*The problem*. Find the string "ylabel" in the entries and copy each line that has it.

*Records for this exercise*.
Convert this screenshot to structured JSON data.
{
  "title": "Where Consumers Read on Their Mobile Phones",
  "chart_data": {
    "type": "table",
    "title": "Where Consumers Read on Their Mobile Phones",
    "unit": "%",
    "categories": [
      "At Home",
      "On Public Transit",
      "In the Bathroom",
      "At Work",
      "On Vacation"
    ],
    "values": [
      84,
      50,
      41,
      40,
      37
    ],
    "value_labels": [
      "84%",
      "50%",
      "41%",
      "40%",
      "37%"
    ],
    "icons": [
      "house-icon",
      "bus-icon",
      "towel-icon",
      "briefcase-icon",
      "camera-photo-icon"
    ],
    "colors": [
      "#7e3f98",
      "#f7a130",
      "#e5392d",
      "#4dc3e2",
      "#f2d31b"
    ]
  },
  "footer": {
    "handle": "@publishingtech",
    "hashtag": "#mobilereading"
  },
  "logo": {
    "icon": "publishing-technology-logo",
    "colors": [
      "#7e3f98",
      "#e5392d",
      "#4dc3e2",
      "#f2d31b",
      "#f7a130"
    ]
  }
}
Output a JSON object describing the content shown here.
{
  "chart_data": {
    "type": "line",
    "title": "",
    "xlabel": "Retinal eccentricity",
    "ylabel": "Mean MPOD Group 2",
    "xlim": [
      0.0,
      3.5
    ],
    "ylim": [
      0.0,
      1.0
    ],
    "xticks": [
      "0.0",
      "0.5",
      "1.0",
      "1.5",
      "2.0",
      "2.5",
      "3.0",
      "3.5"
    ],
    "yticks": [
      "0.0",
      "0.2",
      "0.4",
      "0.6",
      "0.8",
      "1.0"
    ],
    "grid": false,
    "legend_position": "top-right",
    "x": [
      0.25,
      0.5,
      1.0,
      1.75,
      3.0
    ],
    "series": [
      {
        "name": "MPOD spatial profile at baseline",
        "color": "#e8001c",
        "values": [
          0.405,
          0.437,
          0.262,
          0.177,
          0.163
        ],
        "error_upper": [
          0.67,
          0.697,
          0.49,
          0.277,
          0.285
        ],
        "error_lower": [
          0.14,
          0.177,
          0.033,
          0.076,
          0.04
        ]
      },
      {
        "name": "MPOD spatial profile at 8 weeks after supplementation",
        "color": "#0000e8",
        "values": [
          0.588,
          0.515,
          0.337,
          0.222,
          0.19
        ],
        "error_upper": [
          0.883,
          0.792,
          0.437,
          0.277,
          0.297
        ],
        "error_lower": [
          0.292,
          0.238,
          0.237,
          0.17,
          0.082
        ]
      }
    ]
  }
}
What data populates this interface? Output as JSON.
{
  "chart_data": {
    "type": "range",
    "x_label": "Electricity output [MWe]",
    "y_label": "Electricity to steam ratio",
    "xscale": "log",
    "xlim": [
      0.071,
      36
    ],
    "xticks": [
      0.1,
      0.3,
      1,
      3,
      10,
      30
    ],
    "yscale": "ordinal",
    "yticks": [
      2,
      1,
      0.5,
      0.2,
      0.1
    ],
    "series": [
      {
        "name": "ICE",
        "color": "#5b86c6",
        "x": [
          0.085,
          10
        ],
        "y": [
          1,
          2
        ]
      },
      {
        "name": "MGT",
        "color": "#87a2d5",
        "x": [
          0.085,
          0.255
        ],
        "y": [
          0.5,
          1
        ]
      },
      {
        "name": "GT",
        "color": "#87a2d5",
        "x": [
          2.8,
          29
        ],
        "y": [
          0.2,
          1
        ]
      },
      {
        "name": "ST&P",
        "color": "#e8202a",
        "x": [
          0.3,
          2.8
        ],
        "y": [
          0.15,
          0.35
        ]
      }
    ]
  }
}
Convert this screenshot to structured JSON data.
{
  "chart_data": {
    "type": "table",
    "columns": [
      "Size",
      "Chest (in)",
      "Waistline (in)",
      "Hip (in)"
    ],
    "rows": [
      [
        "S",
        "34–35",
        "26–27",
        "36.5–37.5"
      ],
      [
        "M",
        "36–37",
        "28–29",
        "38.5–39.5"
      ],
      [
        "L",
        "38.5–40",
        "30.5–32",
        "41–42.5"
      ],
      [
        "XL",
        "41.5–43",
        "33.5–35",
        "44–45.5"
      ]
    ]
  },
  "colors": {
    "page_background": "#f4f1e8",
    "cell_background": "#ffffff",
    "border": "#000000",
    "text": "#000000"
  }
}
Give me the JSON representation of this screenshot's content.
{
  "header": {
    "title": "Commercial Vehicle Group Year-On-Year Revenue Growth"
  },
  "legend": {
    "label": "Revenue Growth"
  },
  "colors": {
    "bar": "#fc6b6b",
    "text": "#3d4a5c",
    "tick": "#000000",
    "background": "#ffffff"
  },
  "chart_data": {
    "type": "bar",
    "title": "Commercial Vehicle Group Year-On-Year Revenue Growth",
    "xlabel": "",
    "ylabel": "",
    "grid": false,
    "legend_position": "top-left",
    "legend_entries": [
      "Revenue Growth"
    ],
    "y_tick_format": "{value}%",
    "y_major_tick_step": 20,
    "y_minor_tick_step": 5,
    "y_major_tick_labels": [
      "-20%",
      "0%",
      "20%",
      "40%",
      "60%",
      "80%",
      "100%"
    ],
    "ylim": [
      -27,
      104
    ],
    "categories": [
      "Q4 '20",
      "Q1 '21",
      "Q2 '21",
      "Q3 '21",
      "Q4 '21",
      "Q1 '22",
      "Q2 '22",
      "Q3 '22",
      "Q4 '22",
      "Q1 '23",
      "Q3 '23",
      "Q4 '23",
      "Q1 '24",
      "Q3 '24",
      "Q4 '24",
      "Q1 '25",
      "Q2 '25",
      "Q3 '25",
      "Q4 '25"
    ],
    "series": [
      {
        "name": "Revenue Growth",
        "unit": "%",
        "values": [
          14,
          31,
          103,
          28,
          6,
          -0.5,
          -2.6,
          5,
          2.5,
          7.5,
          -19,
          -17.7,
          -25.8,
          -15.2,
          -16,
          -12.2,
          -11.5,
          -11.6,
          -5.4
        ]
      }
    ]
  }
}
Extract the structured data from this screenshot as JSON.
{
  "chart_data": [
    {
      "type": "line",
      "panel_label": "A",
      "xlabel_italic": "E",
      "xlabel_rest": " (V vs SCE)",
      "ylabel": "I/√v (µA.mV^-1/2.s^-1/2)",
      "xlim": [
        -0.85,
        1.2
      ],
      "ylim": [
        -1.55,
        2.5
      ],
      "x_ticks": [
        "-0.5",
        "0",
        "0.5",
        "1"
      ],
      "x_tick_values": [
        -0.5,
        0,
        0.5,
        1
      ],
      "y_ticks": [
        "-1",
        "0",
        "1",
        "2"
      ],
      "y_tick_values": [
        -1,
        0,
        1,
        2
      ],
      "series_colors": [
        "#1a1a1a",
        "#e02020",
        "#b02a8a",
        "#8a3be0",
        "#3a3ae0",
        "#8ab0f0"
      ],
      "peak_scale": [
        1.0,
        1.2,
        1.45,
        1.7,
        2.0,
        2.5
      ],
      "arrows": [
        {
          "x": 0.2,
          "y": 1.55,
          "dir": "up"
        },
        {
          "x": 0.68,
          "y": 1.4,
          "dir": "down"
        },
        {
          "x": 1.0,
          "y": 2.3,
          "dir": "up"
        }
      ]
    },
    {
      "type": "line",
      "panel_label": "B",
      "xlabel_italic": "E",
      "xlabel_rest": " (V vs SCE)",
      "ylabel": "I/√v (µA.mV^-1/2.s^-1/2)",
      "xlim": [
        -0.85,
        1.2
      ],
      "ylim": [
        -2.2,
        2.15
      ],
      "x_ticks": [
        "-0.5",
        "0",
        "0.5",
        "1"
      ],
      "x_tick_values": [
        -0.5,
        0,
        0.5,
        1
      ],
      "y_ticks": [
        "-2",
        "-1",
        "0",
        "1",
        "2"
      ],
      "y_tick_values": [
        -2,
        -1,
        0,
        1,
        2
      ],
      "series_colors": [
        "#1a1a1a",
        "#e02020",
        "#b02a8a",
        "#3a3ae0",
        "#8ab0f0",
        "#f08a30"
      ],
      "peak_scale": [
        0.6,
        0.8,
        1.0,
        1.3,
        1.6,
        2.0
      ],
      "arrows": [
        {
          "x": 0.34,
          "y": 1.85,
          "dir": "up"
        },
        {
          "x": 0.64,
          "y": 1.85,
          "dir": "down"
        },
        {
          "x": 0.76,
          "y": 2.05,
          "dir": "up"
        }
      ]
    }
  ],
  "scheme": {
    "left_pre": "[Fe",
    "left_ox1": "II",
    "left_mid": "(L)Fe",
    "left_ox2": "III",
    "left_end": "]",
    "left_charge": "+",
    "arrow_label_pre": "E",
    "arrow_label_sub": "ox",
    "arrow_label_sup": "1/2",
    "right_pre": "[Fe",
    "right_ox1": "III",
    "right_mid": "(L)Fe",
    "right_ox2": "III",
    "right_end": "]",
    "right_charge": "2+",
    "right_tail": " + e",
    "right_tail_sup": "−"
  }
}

*Answer to this exercise*.
    "ylabel": "Mean MPOD Group 2",
    "ylabel": "",
      "ylabel": "I/√v (µA.mV^-1/2.s^-1/2)",
      "ylabel": "I/√v (µA.mV^-1/2.s^-1/2)",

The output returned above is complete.